◆ Exercise instructions
Copy out every record precisely.

Raw records:
begin

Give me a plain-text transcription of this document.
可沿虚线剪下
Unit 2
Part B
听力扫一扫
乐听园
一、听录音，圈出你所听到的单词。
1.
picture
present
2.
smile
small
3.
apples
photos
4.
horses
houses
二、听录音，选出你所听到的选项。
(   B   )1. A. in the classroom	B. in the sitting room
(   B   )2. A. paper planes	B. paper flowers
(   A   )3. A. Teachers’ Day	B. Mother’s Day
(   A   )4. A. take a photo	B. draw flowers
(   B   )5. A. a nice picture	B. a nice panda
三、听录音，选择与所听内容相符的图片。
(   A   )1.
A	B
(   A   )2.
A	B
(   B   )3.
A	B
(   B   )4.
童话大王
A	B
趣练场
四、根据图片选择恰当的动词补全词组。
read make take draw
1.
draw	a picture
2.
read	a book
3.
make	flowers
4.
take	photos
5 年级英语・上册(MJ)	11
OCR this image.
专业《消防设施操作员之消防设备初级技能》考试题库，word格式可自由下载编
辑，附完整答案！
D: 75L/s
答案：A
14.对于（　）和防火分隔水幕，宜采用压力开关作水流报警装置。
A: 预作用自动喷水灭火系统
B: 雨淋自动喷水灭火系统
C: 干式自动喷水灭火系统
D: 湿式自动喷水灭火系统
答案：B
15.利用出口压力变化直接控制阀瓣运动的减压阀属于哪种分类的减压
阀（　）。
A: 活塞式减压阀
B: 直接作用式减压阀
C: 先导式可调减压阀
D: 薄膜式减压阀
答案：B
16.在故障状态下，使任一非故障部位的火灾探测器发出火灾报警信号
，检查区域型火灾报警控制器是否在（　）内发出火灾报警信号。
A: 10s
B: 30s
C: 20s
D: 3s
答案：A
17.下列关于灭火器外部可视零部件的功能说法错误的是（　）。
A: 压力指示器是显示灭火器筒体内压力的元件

end

◆ Expected answer
Give me a plain-text transcription of this document.
可沿虚线剪下
Unit 2
Part B
听力扫一扫
乐听园
一、听录音，圈出你所听到的单词。
1.
picture
present
2.
smile
small
3.
apples
photos
4.
horses
houses
二、听录音，选出你所听到的选项。
(   B   )1. A. in the classroom	B. in the sitting room
(   B   )2. A. paper planes	B. paper flowers
(   A   )3. A. Teachers’ Day	B. Mother’s Day
(   A   )4. A. take a photo	B. draw flowers
(   B   )5. A. a nice picture	B. a nice panda
三、听录音，选择与所听内容相符的图片。
(   A   )1.
A	B
(   A   )2.
A	B
(   B   )3.
A	B
(   B   )4.
童话大王
A	B
趣练场
四、根据图片选择恰当的动词补全词组。
read make take draw
1.
draw	a picture
2.
read	a book
3.
make	flowers
4.
take	photos
5 年级英语・上册(MJ)	11
OCR this image.
专业《消防设施操作员之消防设备初级技能》考试题库，word格式可自由下载编
辑，附完整答案！
D: 75L/s
答案：A
14.对于（　）和防火分隔水幕，宜采用压力开关作水流报警装置。
A: 预作用自动喷水灭火系统
B: 雨淋自动喷水灭火系统
C: 干式自动喷水灭火系统
D: 湿式自动喷水灭火系统
答案：B
15.利用出口压力变化直接控制阀瓣运动的减压阀属于哪种分类的减压
阀（　）。
A: 活塞式减压阀
B: 直接作用式减压阀
C: 先导式可调减压阀
D: 薄膜式减压阀
答案：B
16.在故障状态下，使任一非故障部位的火灾探测器发出火灾报警信号
，检查区域型火灾报警控制器是否在（　）内发出火灾报警信号。
A: 10s
B: 30s
C: 20s
D: 3s
答案：A
17.下列关于灭火器外部可视零部件的功能说法错误的是（　）。
A: 压力指示器是显示灭火器筒体内压力的元件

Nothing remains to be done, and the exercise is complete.